Stored data:
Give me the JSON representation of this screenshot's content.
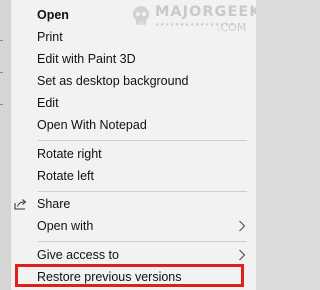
{
  "watermark": {
    "title": "MAJORGEEKS",
    "subtitle": ".COM"
  },
  "context_menu": {
    "items": [
      {
        "label": "Open",
        "bold": true
      },
      {
        "label": "Print"
      },
      {
        "label": "Edit with Paint 3D"
      },
      {
        "label": "Set as desktop background"
      },
      {
        "label": "Edit"
      },
      {
        "label": "Open With Notepad"
      },
      {
        "label": "Rotate right"
      },
      {
        "label": "Rotate left"
      },
      {
        "label": "Share",
        "icon": "share-icon"
      },
      {
        "label": "Open with",
        "has_submenu": true
      },
      {
        "label": "Give access to",
        "has_submenu": true
      },
      {
        "label": "Restore previous versions",
        "highlighted": true
      }
    ]
  },
  "colors": {
    "menu_background": "#f2f2f2",
    "separator": "#cdcdcd",
    "highlight_border": "#e0201a",
    "text": "#111111"
  }
}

§ Problem requirements
State the number of lines above that hold the string "Open", with nothing added.

§ The result
3